[Data provided start]
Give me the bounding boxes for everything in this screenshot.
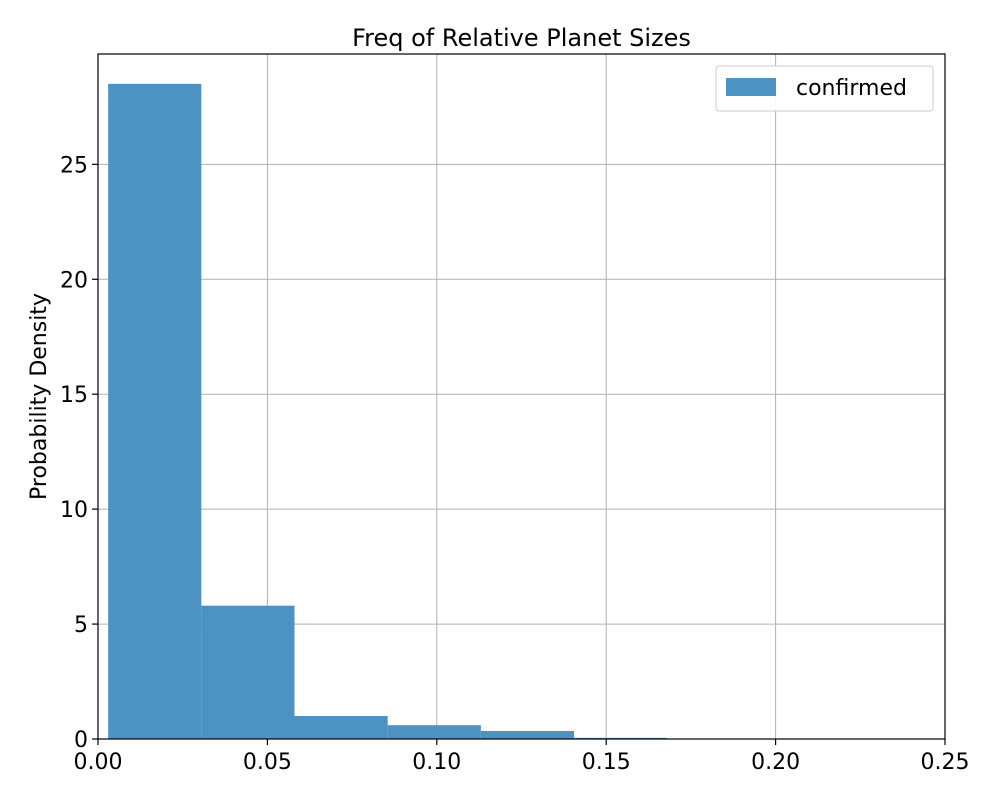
y-tick-label: 10 [60, 498, 88, 523]
legend-swatch-confirmed [726, 78, 776, 96]
x-tick-label: 0.00 [74, 750, 123, 775]
y-tick-label: 20 [60, 268, 88, 293]
histogram-bars [108, 83, 668, 739]
x-tick-label: 0.25 [921, 750, 970, 775]
tick-labels: 0.00 0.05 0.10 0.15 0.20 0.25 0 5 10 15 20 25 [60, 153, 969, 775]
histogram-bar [480, 730, 575, 739]
y-tick-label: 25 [60, 153, 88, 178]
legend-box [715, 65, 934, 112]
legend-label-confirmed: confirmed [796, 76, 907, 101]
y-tick-label: 0 [74, 728, 88, 753]
y-tick-label: 5 [74, 613, 88, 638]
x-tick-label: 0.10 [412, 750, 461, 775]
x-tick-label: 0.15 [582, 750, 631, 775]
legend: confirmed [715, 65, 934, 112]
histogram-bar [387, 725, 481, 739]
plot-frame [97, 53, 946, 740]
y-tick-label: 15 [60, 383, 88, 408]
chart-title: Freq of Relative Planet Sizes [352, 24, 691, 52]
y-axis-label: Probability Density [27, 293, 52, 500]
x-tick-label: 0.05 [243, 750, 292, 775]
x-tick-label: 0.20 [751, 750, 800, 775]
histogram-bar [108, 83, 202, 739]
histogram-bar [294, 716, 388, 739]
histogram-bar [201, 605, 295, 739]
axes [97, 53, 946, 740]
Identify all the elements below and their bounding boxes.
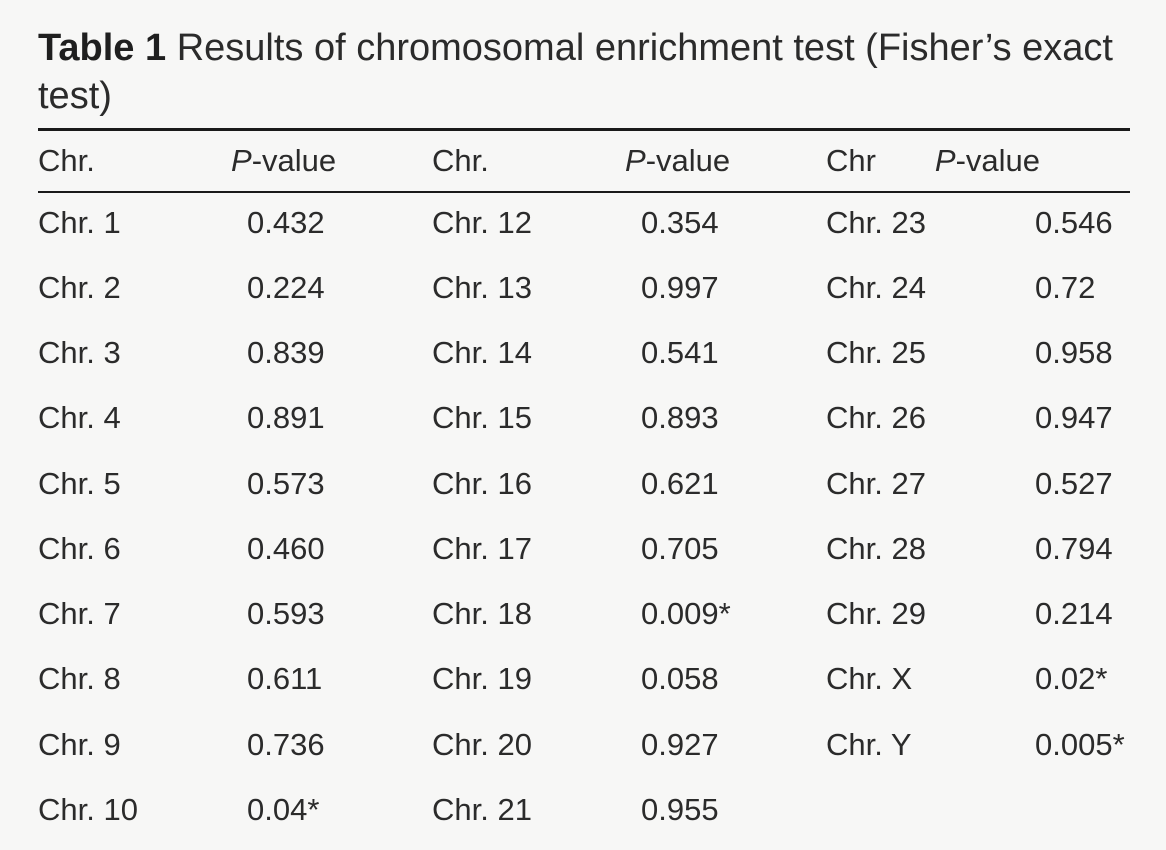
pvalue-cell	[1023, 777, 1130, 842]
header-pvalue-1-italic: P	[231, 143, 252, 178]
pvalue-cell: 0.72	[1035, 269, 1096, 305]
chromosome-cell: Chr. 18	[432, 596, 532, 632]
pvalue-cell: 0.611	[247, 661, 323, 697]
chromosome-cell: Chr. 4	[38, 400, 121, 436]
pvalue-cell: 0.546	[1035, 205, 1113, 240]
table-top-rule	[38, 128, 1130, 131]
pvalue-cell: 0.621	[641, 465, 719, 501]
chromosome-cell: Chr. 19	[432, 661, 532, 697]
pvalue-cell: 0.736	[247, 726, 325, 762]
chromosome-cell: Chr. Y	[826, 726, 912, 762]
header-pvalue-1-rest: -value	[251, 143, 337, 178]
chromosome-cell: Chr. 17	[432, 530, 532, 566]
table-row: Chr. 6 0.460 Chr. 17 0.705 Chr. 28 0.794	[38, 516, 1130, 581]
table-caption-text: Results of chromosomal enrichment test (…	[38, 27, 1113, 117]
pvalue-cell: 0.839	[247, 334, 325, 370]
pvalue-cell: 0.04*	[247, 792, 320, 828]
pvalue-cell: 0.214	[1035, 596, 1113, 632]
header-pvalue-2-italic: P	[625, 143, 646, 178]
results-table: Chr. P-value Chr. P-value Chr P-value Ch…	[38, 131, 1130, 843]
chromosome-cell: Chr. 10	[38, 792, 138, 828]
header-pvalue-3: P-value	[935, 131, 1130, 191]
table-row: Chr. 3 0.839 Chr. 14 0.541 Chr. 25 0.958	[38, 320, 1130, 385]
table-row: Chr. 5 0.573 Chr. 16 0.621 Chr. 27 0.527	[38, 451, 1130, 516]
pvalue-cell: 0.573	[247, 465, 325, 501]
table-row: Chr. 4 0.891 Chr. 15 0.893 Chr. 26 0.947	[38, 386, 1130, 451]
chromosome-cell: Chr. 5	[38, 465, 121, 501]
chromosome-cell: Chr. 3	[38, 334, 121, 370]
chromosome-cell: Chr. 23	[826, 205, 926, 240]
pvalue-cell: 0.891	[247, 400, 325, 436]
header-pvalue-1: P-value	[231, 131, 432, 191]
table-row: Chr. 1 0.432 Chr. 12 0.354 Chr. 23 0.546	[38, 191, 1130, 255]
chromosome-cell: Chr. 12	[432, 205, 532, 240]
chromosome-cell: Chr. 20	[432, 726, 532, 762]
chromosome-cell: Chr. 29	[826, 596, 926, 632]
chromosome-cell: Chr. 7	[38, 596, 121, 632]
chromosome-cell: Chr. 6	[38, 530, 121, 566]
table-row: Chr. 7 0.593 Chr. 18 0.009* Chr. 29 0.214	[38, 581, 1130, 646]
pvalue-cell: 0.794	[1035, 530, 1113, 566]
table-label: Table 1	[38, 27, 167, 69]
chromosome-cell: Chr. 24	[826, 269, 926, 305]
table-header-rule	[38, 191, 1130, 193]
pvalue-cell: 0.705	[641, 530, 719, 566]
table-header-row: Chr. P-value Chr. P-value Chr P-value	[38, 131, 1130, 191]
pvalue-cell: 0.460	[247, 530, 325, 566]
chromosome-cell: Chr. 1	[38, 205, 121, 240]
pvalue-cell: 0.593	[247, 596, 325, 632]
table-caption: Table 1 Results of chromosomal enrichmen…	[38, 24, 1138, 120]
header-chr-2: Chr.	[432, 143, 489, 178]
pvalue-cell: 0.009*	[641, 596, 731, 632]
chromosome-cell: Chr. 8	[38, 661, 121, 697]
pvalue-cell: 0.997	[641, 269, 719, 305]
chromosome-cell: Chr. 14	[432, 334, 532, 370]
pvalue-cell: 0.927	[641, 726, 719, 762]
chromosome-cell: Chr. 9	[38, 726, 121, 762]
pvalue-cell: 0.02*	[1035, 661, 1108, 697]
chromosome-cell: Chr. 27	[826, 465, 926, 501]
pvalue-cell: 0.955	[641, 792, 719, 828]
pvalue-cell: 0.354	[641, 205, 719, 240]
chromosome-cell: Chr. 25	[826, 334, 926, 370]
chromosome-cell: Chr. 28	[826, 530, 926, 566]
chromosome-cell: Chr. 15	[432, 400, 532, 436]
pvalue-cell: 0.058	[641, 661, 719, 697]
header-pvalue-2: P-value	[625, 131, 826, 191]
chromosome-cell: Chr. 2	[38, 269, 121, 305]
pvalue-cell: 0.947	[1035, 400, 1113, 436]
header-pvalue-3-rest: -value	[955, 143, 1040, 178]
pvalue-cell: 0.893	[641, 400, 719, 436]
pvalue-cell: 0.541	[641, 334, 719, 370]
header-pvalue-3-italic: P	[934, 143, 956, 178]
table-row: Chr. 8 0.611 Chr. 19 0.058 Chr. X 0.02*	[38, 647, 1130, 712]
table-row: Chr. 9 0.736 Chr. 20 0.927 Chr. Y 0.005*	[38, 712, 1130, 777]
chromosome-cell	[826, 777, 1023, 842]
chromosome-cell: Chr. 21	[432, 792, 532, 828]
chromosome-cell: Chr. X	[826, 661, 913, 697]
chromosome-cell: Chr. 16	[432, 465, 532, 501]
pvalue-cell: 0.005*	[1035, 726, 1125, 762]
table-row: Chr. 2 0.224 Chr. 13 0.997 Chr. 24 0.72	[38, 255, 1130, 320]
pvalue-cell: 0.432	[247, 205, 325, 240]
pvalue-cell: 0.224	[247, 269, 325, 305]
chromosome-cell: Chr. 26	[826, 400, 926, 436]
header-chr-3: Chr	[826, 143, 876, 178]
pvalue-cell: 0.958	[1035, 334, 1113, 370]
header-chr-1: Chr.	[38, 143, 95, 178]
table-row: Chr. 10 0.04* Chr. 21 0.955	[38, 777, 1130, 842]
pvalue-cell: 0.527	[1035, 465, 1113, 501]
header-pvalue-2-rest: -value	[645, 143, 731, 178]
chromosome-cell: Chr. 13	[432, 269, 532, 305]
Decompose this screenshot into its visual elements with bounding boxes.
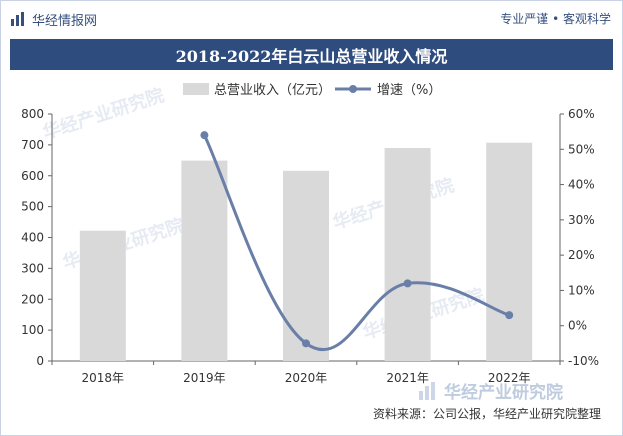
x-tick-label: 2020年 [285, 371, 328, 385]
y-left-tick-label: 300 [21, 261, 44, 275]
legend-label-revenue: 总营业收入（亿元） [214, 83, 331, 98]
bar [486, 142, 533, 361]
tagline: 专业严谨 • 客观科学 [500, 12, 611, 26]
brand: 华经情报网 [10, 8, 97, 30]
growth-point [505, 311, 514, 320]
brand-logo-icon [11, 12, 24, 26]
y-right-tick-label: 40% [568, 178, 595, 192]
y-left-tick-label: 700 [21, 138, 44, 152]
y-right-tick-label: 50% [568, 142, 595, 156]
chart-title: 2018-2022年白云山总营业收入情况 [10, 39, 613, 70]
growth-point [200, 131, 209, 140]
bar [384, 147, 431, 361]
y-left-tick-label: 200 [21, 292, 44, 306]
source-note: 资料来源：公司公报，华经产业研究院整理 [372, 407, 601, 421]
growth-point [302, 339, 310, 348]
bar [79, 230, 126, 361]
y-left-tick-label: 500 [21, 200, 44, 214]
brand-name: 华经情报网 [32, 13, 98, 29]
growth-point [403, 279, 412, 288]
watermark-logo-icon [419, 381, 435, 400]
watermark-logo: 华经产业研究院 [418, 378, 563, 403]
y-right-tick-label: 10% [568, 283, 595, 297]
x-tick-label: 2019年 [183, 371, 226, 385]
watermark-logo-text: 华经产业研究院 [444, 383, 563, 403]
y-left-tick-label: 100 [21, 323, 44, 337]
growth-line [203, 134, 510, 352]
y-right-tick-label: -10% [568, 354, 599, 368]
y-left-tick-label: 400 [21, 231, 44, 245]
legend-swatch-bar [183, 83, 209, 95]
legend-label-growth: 增速（%） [377, 83, 441, 98]
y-right-tick-label: 60% [568, 107, 595, 121]
legend-swatch-point [349, 85, 357, 93]
y-left-tick-label: 600 [21, 169, 44, 183]
y-right-tick-label: 0% [568, 319, 587, 333]
y-left-tick-label: 800 [21, 107, 44, 121]
bar [181, 160, 228, 361]
y-right-tick-label: 20% [568, 248, 595, 262]
bar [283, 170, 329, 361]
y-right-tick-label: 30% [568, 213, 595, 227]
x-tick-label: 2021年 [386, 371, 429, 385]
y-left-tick-label: 0 [36, 354, 44, 368]
x-tick-label: 2018年 [82, 371, 125, 385]
x-tick-label: 2022年 [488, 371, 531, 385]
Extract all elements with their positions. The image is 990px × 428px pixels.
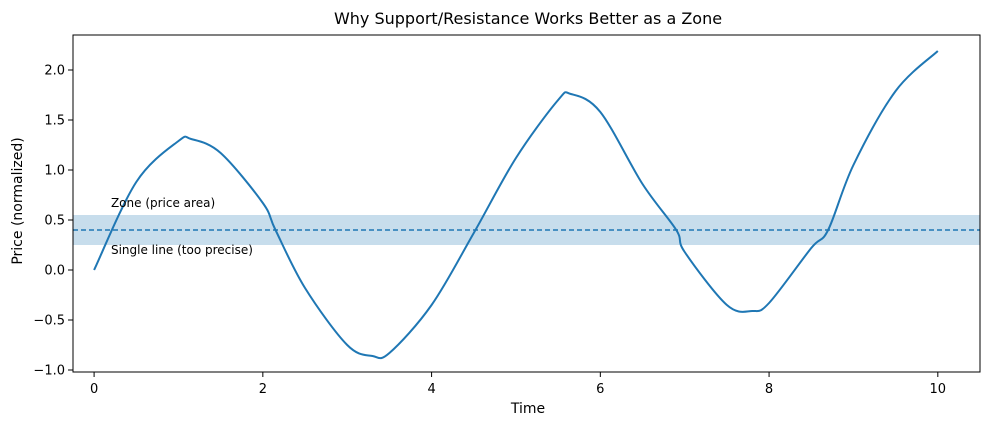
x-tick-label: 0 — [90, 382, 98, 397]
y-axis-label: Price (normalized) — [10, 137, 26, 264]
y-tick-label: −1.0 — [33, 364, 65, 379]
annotation-0: Zone (price area) — [111, 196, 215, 210]
x-axis-label: Time — [510, 401, 545, 417]
plot-frame — [72, 34, 981, 373]
price-series-line-0 — [93, 50, 939, 360]
y-tick-label: 1.5 — [44, 114, 65, 129]
x-tick-label: 8 — [765, 382, 773, 397]
x-tick-label: 10 — [930, 382, 947, 397]
y-tick-label: 2.0 — [44, 64, 65, 79]
y-tick-label: 0.5 — [44, 214, 65, 229]
x-tick-label: 2 — [259, 382, 267, 397]
chart-title: Why Support/Resistance Works Better as a… — [334, 9, 722, 28]
x-tick-label: 4 — [427, 382, 435, 397]
annotation-1: Single line (too precise) — [111, 243, 253, 257]
y-tick-label: 1.0 — [44, 164, 65, 179]
x-tick-label: 6 — [596, 382, 604, 397]
y-tick-label: −0.5 — [33, 314, 65, 329]
y-tick-label: 0.0 — [44, 264, 65, 279]
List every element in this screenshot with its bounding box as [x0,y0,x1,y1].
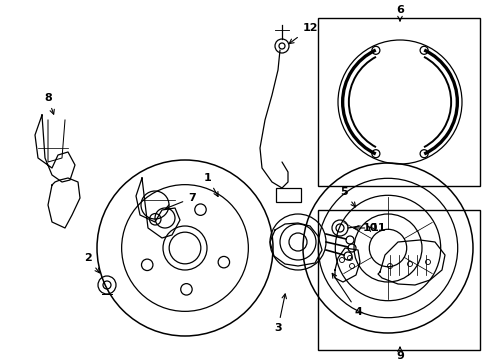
Bar [317,210,479,350]
Text: 2: 2 [84,253,100,273]
Text: 3: 3 [274,294,286,333]
Bar [317,18,479,186]
Text: 8: 8 [44,93,54,114]
Text: 9: 9 [395,347,403,360]
Bar [275,188,301,202]
Text: 10: 10 [362,223,377,233]
Text: 4: 4 [331,273,361,317]
Text: 1: 1 [203,173,218,197]
Text: 6: 6 [395,5,403,21]
Text: 5: 5 [340,187,355,207]
Text: 11: 11 [353,223,385,233]
Text: 7: 7 [165,193,196,209]
Text: 12: 12 [288,23,317,44]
[Data provided end]
* _Aim_: Could you rewrite the stretch of entries from the line containing "x-tick-label: 2020年 [285, 371, 328, 385]" through the line containing "growth-point [200, 131, 209, 140]", switching "growth-point" to "growth-marker" and keeping everything else the same?

* _Answer to the task_:
x-tick-label: 2020年 [285, 371, 328, 385]
y-left-tick-label: 300 [21, 261, 44, 275]
legend-label-revenue: 总营业收入（亿元） [214, 83, 331, 98]
bar [486, 142, 533, 361]
tagline: 专业严谨 • 客观科学 [500, 12, 611, 26]
brand: 华经情报网 [10, 8, 97, 30]
growth-marker [505, 311, 514, 320]
brand-logo-icon [11, 12, 24, 26]
y-right-tick-label: 40% [568, 178, 595, 192]
y-left-tick-label: 700 [21, 138, 44, 152]
y-right-tick-label: 50% [568, 142, 595, 156]
chart-title: 2018-2022年白云山总营业收入情况 [10, 39, 613, 70]
growth-marker [200, 131, 209, 140]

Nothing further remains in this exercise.